### [Supplied records]
>>>>
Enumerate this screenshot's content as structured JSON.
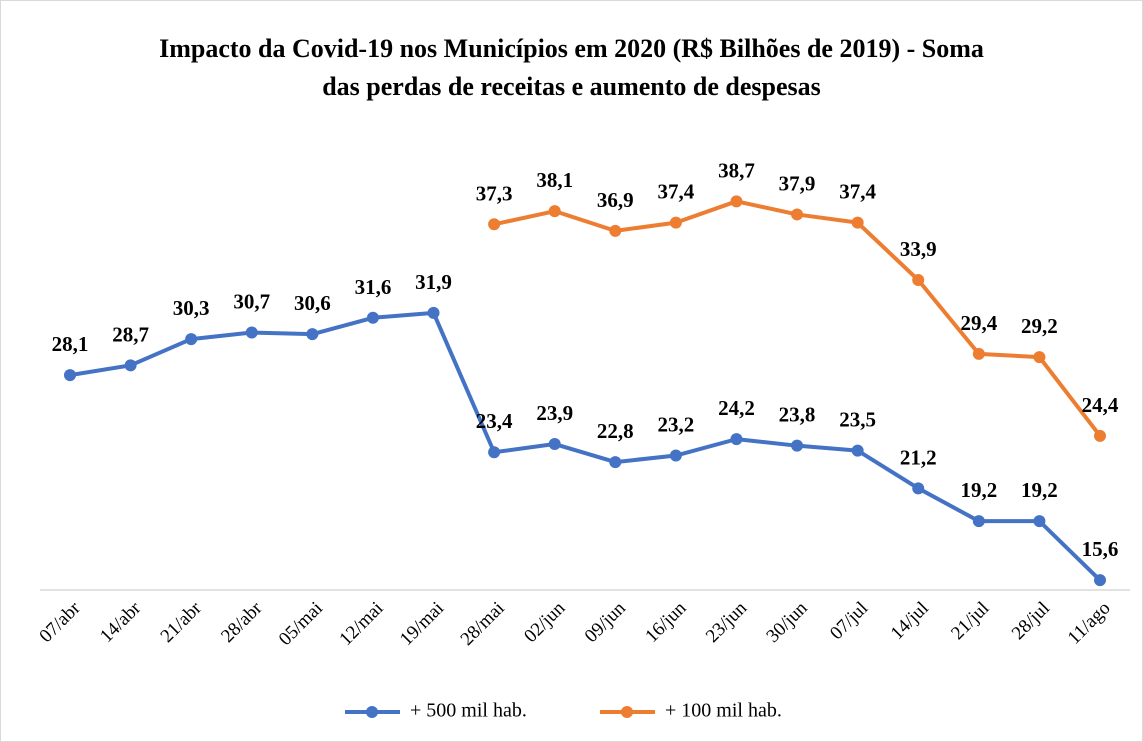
{
  "chart_data": {
    "type": "line",
    "title": "Impacto da Covid-19 nos Municípios em 2020 (R$ Bilhões de 2019) - Soma das perdas de receitas e aumento de despesas",
    "categories": [
      "07/abr",
      "14/abr",
      "21/abr",
      "28/abr",
      "05/mai",
      "12/mai",
      "19/mai",
      "28/mai",
      "02/jun",
      "09/jun",
      "16/jun",
      "23/jun",
      "30/jun",
      "07/jul",
      "14/jul",
      "21/jul",
      "28/jul",
      "11/ago"
    ],
    "ylim": [
      15,
      40
    ],
    "legend": "bottom",
    "series": [
      {
        "name": "+ 500 mil hab.",
        "color": "#4472c4",
        "values": [
          28.1,
          28.7,
          30.3,
          30.7,
          30.6,
          31.6,
          31.9,
          23.4,
          23.9,
          22.8,
          23.2,
          24.2,
          23.8,
          23.5,
          21.2,
          19.2,
          19.2,
          15.6
        ],
        "value_labels": [
          "28,1",
          "28,7",
          "30,3",
          "30,7",
          "30,6",
          "31,6",
          "31,9",
          "23,4",
          "23,9",
          "22,8",
          "23,2",
          "24,2",
          "23,8",
          "23,5",
          "21,2",
          "19,2",
          "19,2",
          "15,6"
        ]
      },
      {
        "name": "+ 100 mil hab.",
        "color": "#ed7d31",
        "values": [
          null,
          null,
          null,
          null,
          null,
          null,
          null,
          37.3,
          38.1,
          36.9,
          37.4,
          38.7,
          37.9,
          37.4,
          33.9,
          29.4,
          29.2,
          24.4
        ],
        "value_labels": [
          null,
          null,
          null,
          null,
          null,
          null,
          null,
          "37,3",
          "38,1",
          "36,9",
          "37,4",
          "38,7",
          "37,9",
          "37,4",
          "33,9",
          "29,4",
          "29,2",
          "24,4"
        ]
      }
    ]
  }
}
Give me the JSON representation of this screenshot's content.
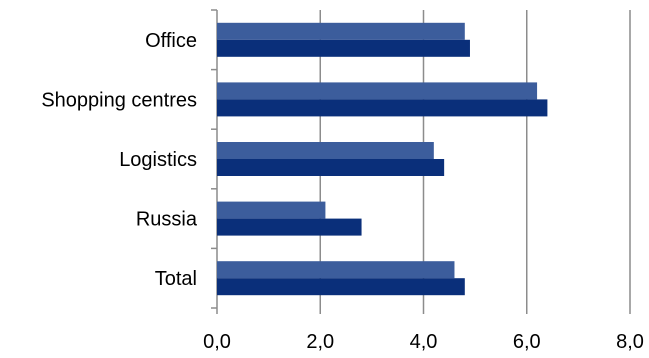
{
  "chart_data": {
    "type": "bar",
    "orientation": "horizontal",
    "categories": [
      "Office",
      "Shopping centres",
      "Logistics",
      "Russia",
      "Total"
    ],
    "series": [
      {
        "values": [
          4.8,
          6.2,
          4.2,
          2.1,
          4.6
        ],
        "color": "#3c5d9c"
      },
      {
        "values": [
          4.9,
          6.4,
          4.4,
          2.8,
          4.8
        ],
        "color": "#0a2f7a"
      }
    ],
    "xlim": [
      0,
      8
    ],
    "xticks": [
      "0,0",
      "2,0",
      "4,0",
      "6,0",
      "8,0"
    ],
    "grid": true,
    "gridline_color": "#8c8c8c"
  }
}
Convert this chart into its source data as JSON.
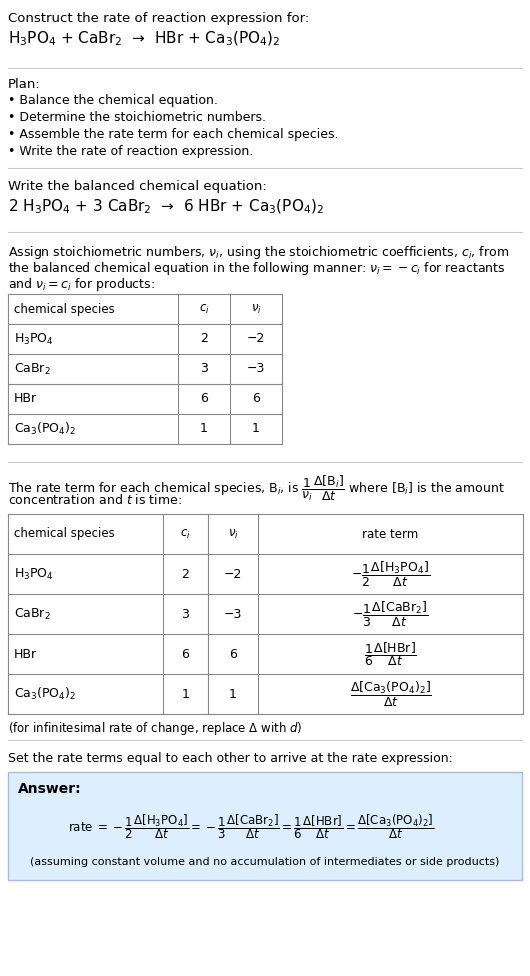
{
  "bg_color": "#ffffff",
  "text_color": "#000000",
  "table_border_color": "#aaaaaa",
  "answer_box_color": "#ddeeff",
  "answer_box_border": "#aabbcc",
  "title_text": "Construct the rate of reaction expression for:",
  "unbalanced_eq": "H$_3$PO$_4$ + CaBr$_2$  →  HBr + Ca$_3$(PO$_4$)$_2$",
  "plan_header": "Plan:",
  "plan_items": [
    "• Balance the chemical equation.",
    "• Determine the stoichiometric numbers.",
    "• Assemble the rate term for each chemical species.",
    "• Write the rate of reaction expression."
  ],
  "balanced_header": "Write the balanced chemical equation:",
  "balanced_eq": "2 H$_3$PO$_4$ + 3 CaBr$_2$  →  6 HBr + Ca$_3$(PO$_4$)$_2$",
  "assign_text1": "Assign stoichiometric numbers, $\\nu_i$, using the stoichiometric coefficients, $c_i$, from",
  "assign_text2": "the balanced chemical equation in the following manner: $\\nu_i = -c_i$ for reactants",
  "assign_text3": "and $\\nu_i = c_i$ for products:",
  "table1_headers": [
    "chemical species",
    "$c_i$",
    "$\\nu_i$"
  ],
  "table1_rows": [
    [
      "H$_3$PO$_4$",
      "2",
      "−2"
    ],
    [
      "CaBr$_2$",
      "3",
      "−3"
    ],
    [
      "HBr",
      "6",
      "6"
    ],
    [
      "Ca$_3$(PO$_4$)$_2$",
      "1",
      "1"
    ]
  ],
  "rate_text1": "The rate term for each chemical species, B$_i$, is $\\dfrac{1}{\\nu_i}\\dfrac{\\Delta[\\mathrm{B}_i]}{\\Delta t}$ where [B$_i$] is the amount",
  "rate_text2": "concentration and $t$ is time:",
  "table2_headers": [
    "chemical species",
    "$c_i$",
    "$\\nu_i$",
    "rate term"
  ],
  "table2_rows": [
    [
      "H$_3$PO$_4$",
      "2",
      "−2",
      "$-\\dfrac{1}{2}\\dfrac{\\Delta[\\mathrm{H_3PO_4}]}{\\Delta t}$"
    ],
    [
      "CaBr$_2$",
      "3",
      "−3",
      "$-\\dfrac{1}{3}\\dfrac{\\Delta[\\mathrm{CaBr_2}]}{\\Delta t}$"
    ],
    [
      "HBr",
      "6",
      "6",
      "$\\dfrac{1}{6}\\dfrac{\\Delta[\\mathrm{HBr}]}{\\Delta t}$"
    ],
    [
      "Ca$_3$(PO$_4$)$_2$",
      "1",
      "1",
      "$\\dfrac{\\Delta[\\mathrm{Ca_3(PO_4)_2}]}{\\Delta t}$"
    ]
  ],
  "infinitesimal_note": "(for infinitesimal rate of change, replace Δ with $d$)",
  "set_rate_text": "Set the rate terms equal to each other to arrive at the rate expression:",
  "answer_label": "Answer:",
  "rate_expression": "rate $= -\\dfrac{1}{2}\\dfrac{\\Delta[\\mathrm{H_3PO_4}]}{\\Delta t} = -\\dfrac{1}{3}\\dfrac{\\Delta[\\mathrm{CaBr_2}]}{\\Delta t} = \\dfrac{1}{6}\\dfrac{\\Delta[\\mathrm{HBr}]}{\\Delta t} = \\dfrac{\\Delta[\\mathrm{Ca_3(PO_4)_2}]}{\\Delta t}$",
  "assuming_note": "(assuming constant volume and no accumulation of intermediates or side products)"
}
<<<<
### [Directions for this task]
All of the entries need to be transcribed word for word; pictures are left out.

### [Right answer]
Enumerate this screenshot's content as structured JSON.
{
  "chart_data": {
    "type": "line",
    "title": "Impacto da Covid-19 nos Municípios em 2020 (R$ Bilhões de 2019) - Soma das perdas de receitas e aumento de despesas",
    "categories": [
      "07/abr",
      "14/abr",
      "21/abr",
      "28/abr",
      "05/mai",
      "12/mai",
      "19/mai",
      "28/mai",
      "02/jun",
      "09/jun",
      "16/jun",
      "23/jun",
      "30/jun",
      "07/jul",
      "14/jul",
      "21/jul",
      "28/jul",
      "11/ago"
    ],
    "ylim": [
      15,
      40
    ],
    "legend": "bottom",
    "series": [
      {
        "name": "+ 500 mil hab.",
        "color": "#4472c4",
        "values": [
          28.1,
          28.7,
          30.3,
          30.7,
          30.6,
          31.6,
          31.9,
          23.4,
          23.9,
          22.8,
          23.2,
          24.2,
          23.8,
          23.5,
          21.2,
          19.2,
          19.2,
          15.6
        ],
        "value_labels": [
          "28,1",
          "28,7",
          "30,3",
          "30,7",
          "30,6",
          "31,6",
          "31,9",
          "23,4",
          "23,9",
          "22,8",
          "23,2",
          "24,2",
          "23,8",
          "23,5",
          "21,2",
          "19,2",
          "19,2",
          "15,6"
        ]
      },
      {
        "name": "+ 100 mil hab.",
        "color": "#ed7d31",
        "values": [
          null,
          null,
          null,
          null,
          null,
          null,
          null,
          37.3,
          38.1,
          36.9,
          37.4,
          38.7,
          37.9,
          37.4,
          33.9,
          29.4,
          29.2,
          24.4
        ],
        "value_labels": [
          null,
          null,
          null,
          null,
          null,
          null,
          null,
          "37,3",
          "38,1",
          "36,9",
          "37,4",
          "38,7",
          "37,9",
          "37,4",
          "33,9",
          "29,4",
          "29,2",
          "24,4"
        ]
      }
    ]
  }
}
Give me the JSON representation of this screenshot's content.
{
  "chart_data": {
    "type": "bar",
    "orientation": "horizontal",
    "categories": [
      "Office",
      "Shopping centres",
      "Logistics",
      "Russia",
      "Total"
    ],
    "series": [
      {
        "values": [
          4.8,
          6.2,
          4.2,
          2.1,
          4.6
        ],
        "color": "#3c5d9c"
      },
      {
        "values": [
          4.9,
          6.4,
          4.4,
          2.8,
          4.8
        ],
        "color": "#0a2f7a"
      }
    ],
    "xlim": [
      0,
      8
    ],
    "xticks": [
      "0,0",
      "2,0",
      "4,0",
      "6,0",
      "8,0"
    ],
    "grid": true,
    "gridline_color": "#8c8c8c"
  }
}
Convert this chart into its source data as JSON.
{
  "bg_color": "#ffffff",
  "text_color": "#000000",
  "table_border_color": "#aaaaaa",
  "answer_box_color": "#ddeeff",
  "answer_box_border": "#aabbcc",
  "title_text": "Construct the rate of reaction expression for:",
  "unbalanced_eq": "H$_3$PO$_4$ + CaBr$_2$  →  HBr + Ca$_3$(PO$_4$)$_2$",
  "plan_header": "Plan:",
  "plan_items": [
    "• Balance the chemical equation.",
    "• Determine the stoichiometric numbers.",
    "• Assemble the rate term for each chemical species.",
    "• Write the rate of reaction expression."
  ],
  "balanced_header": "Write the balanced chemical equation:",
  "balanced_eq": "2 H$_3$PO$_4$ + 3 CaBr$_2$  →  6 HBr + Ca$_3$(PO$_4$)$_2$",
  "assign_text1": "Assign stoichiometric numbers, $\\nu_i$, using the stoichiometric coefficients, $c_i$, from",
  "assign_text2": "the balanced chemical equation in the following manner: $\\nu_i = -c_i$ for reactants",
  "assign_text3": "and $\\nu_i = c_i$ for products:",
  "table1_headers": [
    "chemical species",
    "$c_i$",
    "$\\nu_i$"
  ],
  "table1_rows": [
    [
      "H$_3$PO$_4$",
      "2",
      "−2"
    ],
    [
      "CaBr$_2$",
      "3",
      "−3"
    ],
    [
      "HBr",
      "6",
      "6"
    ],
    [
      "Ca$_3$(PO$_4$)$_2$",
      "1",
      "1"
    ]
  ],
  "rate_text1": "The rate term for each chemical species, B$_i$, is $\\dfrac{1}{\\nu_i}\\dfrac{\\Delta[\\mathrm{B}_i]}{\\Delta t}$ where [B$_i$] is the amount",
  "rate_text2": "concentration and $t$ is time:",
  "table2_headers": [
    "chemical species",
    "$c_i$",
    "$\\nu_i$",
    "rate term"
  ],
  "table2_rows": [
    [
      "H$_3$PO$_4$",
      "2",
      "−2",
      "$-\\dfrac{1}{2}\\dfrac{\\Delta[\\mathrm{H_3PO_4}]}{\\Delta t}$"
    ],
    [
      "CaBr$_2$",
      "3",
      "−3",
      "$-\\dfrac{1}{3}\\dfrac{\\Delta[\\mathrm{CaBr_2}]}{\\Delta t}$"
    ],
    [
      "HBr",
      "6",
      "6",
      "$\\dfrac{1}{6}\\dfrac{\\Delta[\\mathrm{HBr}]}{\\Delta t}$"
    ],
    [
      "Ca$_3$(PO$_4$)$_2$",
      "1",
      "1",
      "$\\dfrac{\\Delta[\\mathrm{Ca_3(PO_4)_2}]}{\\Delta t}$"
    ]
  ],
  "infinitesimal_note": "(for infinitesimal rate of change, replace Δ with $d$)",
  "set_rate_text": "Set the rate terms equal to each other to arrive at the rate expression:",
  "answer_label": "Answer:",
  "rate_expression": "rate $= -\\dfrac{1}{2}\\dfrac{\\Delta[\\mathrm{H_3PO_4}]}{\\Delta t} = -\\dfrac{1}{3}\\dfrac{\\Delta[\\mathrm{CaBr_2}]}{\\Delta t} = \\dfrac{1}{6}\\dfrac{\\Delta[\\mathrm{HBr}]}{\\Delta t} = \\dfrac{\\Delta[\\mathrm{Ca_3(PO_4)_2}]}{\\Delta t}$",
  "assuming_note": "(assuming constant volume and no accumulation of intermediates or side products)"
}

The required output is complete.